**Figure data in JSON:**
*****

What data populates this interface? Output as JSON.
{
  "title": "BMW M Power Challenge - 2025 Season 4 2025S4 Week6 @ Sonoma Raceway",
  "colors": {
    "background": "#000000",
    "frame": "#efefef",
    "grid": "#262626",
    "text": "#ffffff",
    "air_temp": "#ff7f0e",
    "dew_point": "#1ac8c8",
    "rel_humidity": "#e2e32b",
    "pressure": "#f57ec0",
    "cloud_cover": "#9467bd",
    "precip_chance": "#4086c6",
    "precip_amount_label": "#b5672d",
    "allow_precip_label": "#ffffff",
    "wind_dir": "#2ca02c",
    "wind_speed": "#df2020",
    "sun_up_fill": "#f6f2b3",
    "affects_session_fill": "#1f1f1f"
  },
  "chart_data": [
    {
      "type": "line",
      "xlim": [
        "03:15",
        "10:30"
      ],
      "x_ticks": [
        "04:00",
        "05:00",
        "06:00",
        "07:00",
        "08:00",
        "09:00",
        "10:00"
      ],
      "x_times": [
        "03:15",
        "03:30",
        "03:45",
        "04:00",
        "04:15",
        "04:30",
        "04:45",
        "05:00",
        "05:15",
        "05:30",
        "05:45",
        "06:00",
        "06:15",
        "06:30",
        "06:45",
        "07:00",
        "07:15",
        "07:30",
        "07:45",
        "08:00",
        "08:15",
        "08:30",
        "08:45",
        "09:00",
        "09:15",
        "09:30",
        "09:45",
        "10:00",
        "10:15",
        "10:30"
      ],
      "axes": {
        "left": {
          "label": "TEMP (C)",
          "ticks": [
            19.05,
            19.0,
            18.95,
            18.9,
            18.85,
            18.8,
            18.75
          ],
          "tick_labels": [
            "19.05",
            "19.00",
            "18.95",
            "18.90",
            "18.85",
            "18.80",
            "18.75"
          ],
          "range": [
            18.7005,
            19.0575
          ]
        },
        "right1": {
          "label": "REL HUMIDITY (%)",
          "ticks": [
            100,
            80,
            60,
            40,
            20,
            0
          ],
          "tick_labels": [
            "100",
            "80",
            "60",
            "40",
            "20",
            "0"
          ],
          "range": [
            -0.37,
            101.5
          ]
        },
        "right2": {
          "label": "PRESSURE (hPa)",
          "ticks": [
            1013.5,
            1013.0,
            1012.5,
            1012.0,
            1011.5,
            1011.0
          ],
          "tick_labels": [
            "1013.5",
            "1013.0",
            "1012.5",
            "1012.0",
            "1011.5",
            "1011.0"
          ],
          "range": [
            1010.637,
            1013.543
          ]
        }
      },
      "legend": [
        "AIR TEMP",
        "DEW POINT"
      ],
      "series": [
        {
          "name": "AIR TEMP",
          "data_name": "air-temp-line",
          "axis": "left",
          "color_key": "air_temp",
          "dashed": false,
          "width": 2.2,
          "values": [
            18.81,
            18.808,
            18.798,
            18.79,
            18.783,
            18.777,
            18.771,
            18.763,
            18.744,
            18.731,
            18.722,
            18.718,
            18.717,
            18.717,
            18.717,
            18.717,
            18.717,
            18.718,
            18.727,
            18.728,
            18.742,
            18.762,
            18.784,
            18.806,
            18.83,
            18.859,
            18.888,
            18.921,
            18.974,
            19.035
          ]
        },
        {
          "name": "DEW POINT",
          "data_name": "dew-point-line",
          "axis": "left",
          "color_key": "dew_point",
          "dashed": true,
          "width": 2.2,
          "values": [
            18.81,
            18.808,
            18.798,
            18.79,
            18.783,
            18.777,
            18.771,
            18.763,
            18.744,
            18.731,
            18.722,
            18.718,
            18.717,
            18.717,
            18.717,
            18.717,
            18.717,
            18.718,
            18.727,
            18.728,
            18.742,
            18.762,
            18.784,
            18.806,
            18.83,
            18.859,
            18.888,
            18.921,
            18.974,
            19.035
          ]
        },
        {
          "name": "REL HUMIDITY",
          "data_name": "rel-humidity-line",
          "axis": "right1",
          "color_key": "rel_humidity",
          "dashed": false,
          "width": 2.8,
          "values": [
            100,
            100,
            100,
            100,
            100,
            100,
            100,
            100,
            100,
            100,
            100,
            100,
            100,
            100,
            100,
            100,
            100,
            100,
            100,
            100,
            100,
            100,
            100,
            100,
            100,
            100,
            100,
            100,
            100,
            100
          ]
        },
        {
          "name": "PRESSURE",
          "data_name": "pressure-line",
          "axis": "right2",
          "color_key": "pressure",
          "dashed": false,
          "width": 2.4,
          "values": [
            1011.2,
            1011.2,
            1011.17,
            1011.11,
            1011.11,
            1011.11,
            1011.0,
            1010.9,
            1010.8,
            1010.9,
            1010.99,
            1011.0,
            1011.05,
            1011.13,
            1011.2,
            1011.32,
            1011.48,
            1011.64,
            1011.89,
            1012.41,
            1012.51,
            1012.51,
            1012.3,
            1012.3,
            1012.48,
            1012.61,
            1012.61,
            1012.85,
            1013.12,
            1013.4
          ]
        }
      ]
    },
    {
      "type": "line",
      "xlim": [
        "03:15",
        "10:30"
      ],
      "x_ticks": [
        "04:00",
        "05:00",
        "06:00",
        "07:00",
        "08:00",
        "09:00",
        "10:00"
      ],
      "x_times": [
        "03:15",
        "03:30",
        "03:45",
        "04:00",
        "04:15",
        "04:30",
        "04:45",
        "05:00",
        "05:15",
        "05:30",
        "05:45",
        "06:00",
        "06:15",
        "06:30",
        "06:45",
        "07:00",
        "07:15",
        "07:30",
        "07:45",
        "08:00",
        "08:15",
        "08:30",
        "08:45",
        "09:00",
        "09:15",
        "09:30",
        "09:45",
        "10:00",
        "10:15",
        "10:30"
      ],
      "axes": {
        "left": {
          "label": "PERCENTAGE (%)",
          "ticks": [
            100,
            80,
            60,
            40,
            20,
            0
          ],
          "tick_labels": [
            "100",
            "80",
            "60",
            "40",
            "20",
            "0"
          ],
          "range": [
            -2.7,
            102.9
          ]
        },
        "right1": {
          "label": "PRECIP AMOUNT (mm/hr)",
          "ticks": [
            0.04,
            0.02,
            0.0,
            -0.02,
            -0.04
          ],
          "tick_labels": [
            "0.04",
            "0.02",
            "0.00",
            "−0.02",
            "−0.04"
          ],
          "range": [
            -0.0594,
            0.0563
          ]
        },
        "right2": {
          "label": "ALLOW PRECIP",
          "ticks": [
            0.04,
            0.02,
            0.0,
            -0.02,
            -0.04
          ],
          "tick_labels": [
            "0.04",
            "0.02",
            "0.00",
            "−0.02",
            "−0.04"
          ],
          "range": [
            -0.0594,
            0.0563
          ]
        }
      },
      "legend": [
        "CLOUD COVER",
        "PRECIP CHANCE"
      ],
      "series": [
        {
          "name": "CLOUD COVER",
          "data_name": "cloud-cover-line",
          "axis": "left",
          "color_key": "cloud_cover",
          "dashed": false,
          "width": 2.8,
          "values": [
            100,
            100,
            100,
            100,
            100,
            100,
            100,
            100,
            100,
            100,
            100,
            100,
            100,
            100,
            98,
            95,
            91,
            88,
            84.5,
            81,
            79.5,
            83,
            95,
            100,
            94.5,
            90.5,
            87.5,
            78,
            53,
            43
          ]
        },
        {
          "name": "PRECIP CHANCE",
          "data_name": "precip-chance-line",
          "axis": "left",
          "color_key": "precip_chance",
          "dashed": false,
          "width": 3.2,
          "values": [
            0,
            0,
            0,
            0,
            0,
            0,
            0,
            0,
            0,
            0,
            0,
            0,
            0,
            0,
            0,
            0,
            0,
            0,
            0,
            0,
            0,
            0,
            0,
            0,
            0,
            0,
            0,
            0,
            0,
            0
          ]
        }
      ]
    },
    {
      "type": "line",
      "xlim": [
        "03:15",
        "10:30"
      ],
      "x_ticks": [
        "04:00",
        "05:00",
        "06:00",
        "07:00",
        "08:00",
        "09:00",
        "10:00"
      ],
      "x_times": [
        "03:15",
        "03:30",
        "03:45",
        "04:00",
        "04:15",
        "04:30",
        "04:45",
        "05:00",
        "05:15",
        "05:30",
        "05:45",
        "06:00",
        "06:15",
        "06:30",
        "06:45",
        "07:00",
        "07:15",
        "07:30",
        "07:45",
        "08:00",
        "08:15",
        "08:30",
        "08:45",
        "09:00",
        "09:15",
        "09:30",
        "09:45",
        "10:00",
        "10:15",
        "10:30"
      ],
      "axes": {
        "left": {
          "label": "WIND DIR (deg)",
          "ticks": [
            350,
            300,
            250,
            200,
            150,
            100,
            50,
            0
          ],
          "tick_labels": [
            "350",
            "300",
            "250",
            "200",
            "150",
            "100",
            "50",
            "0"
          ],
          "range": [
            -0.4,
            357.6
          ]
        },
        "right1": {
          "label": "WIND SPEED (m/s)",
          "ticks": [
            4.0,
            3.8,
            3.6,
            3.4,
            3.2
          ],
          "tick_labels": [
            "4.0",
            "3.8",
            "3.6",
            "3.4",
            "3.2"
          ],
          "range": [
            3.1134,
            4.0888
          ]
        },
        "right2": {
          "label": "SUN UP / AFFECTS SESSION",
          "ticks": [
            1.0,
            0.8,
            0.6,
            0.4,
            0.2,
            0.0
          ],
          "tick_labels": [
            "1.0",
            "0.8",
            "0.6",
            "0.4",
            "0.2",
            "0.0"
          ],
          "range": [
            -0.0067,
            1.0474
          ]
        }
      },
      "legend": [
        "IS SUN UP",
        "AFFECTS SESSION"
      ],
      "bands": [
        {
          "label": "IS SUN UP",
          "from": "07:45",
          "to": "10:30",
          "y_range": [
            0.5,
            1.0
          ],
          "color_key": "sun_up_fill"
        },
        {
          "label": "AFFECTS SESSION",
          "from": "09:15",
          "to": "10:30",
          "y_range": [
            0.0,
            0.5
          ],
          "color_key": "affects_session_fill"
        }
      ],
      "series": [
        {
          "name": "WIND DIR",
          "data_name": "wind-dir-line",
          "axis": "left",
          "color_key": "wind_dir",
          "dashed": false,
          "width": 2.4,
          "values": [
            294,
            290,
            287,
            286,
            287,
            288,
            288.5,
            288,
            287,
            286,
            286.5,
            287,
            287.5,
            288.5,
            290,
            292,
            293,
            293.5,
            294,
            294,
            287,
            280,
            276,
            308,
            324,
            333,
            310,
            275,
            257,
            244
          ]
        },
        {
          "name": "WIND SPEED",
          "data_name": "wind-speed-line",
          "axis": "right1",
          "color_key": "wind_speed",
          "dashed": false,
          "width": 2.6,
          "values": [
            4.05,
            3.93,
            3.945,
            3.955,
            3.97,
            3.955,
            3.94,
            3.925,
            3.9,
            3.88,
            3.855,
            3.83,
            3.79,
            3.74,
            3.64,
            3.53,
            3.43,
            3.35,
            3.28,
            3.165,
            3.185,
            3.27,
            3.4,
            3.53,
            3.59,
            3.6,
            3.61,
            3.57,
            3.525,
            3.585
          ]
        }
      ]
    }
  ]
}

*****

Within the listing above, find every line containing the string "ffffff" and return it.

    "text": "#ffffff",
    "allow_precip_label": "#ffffff",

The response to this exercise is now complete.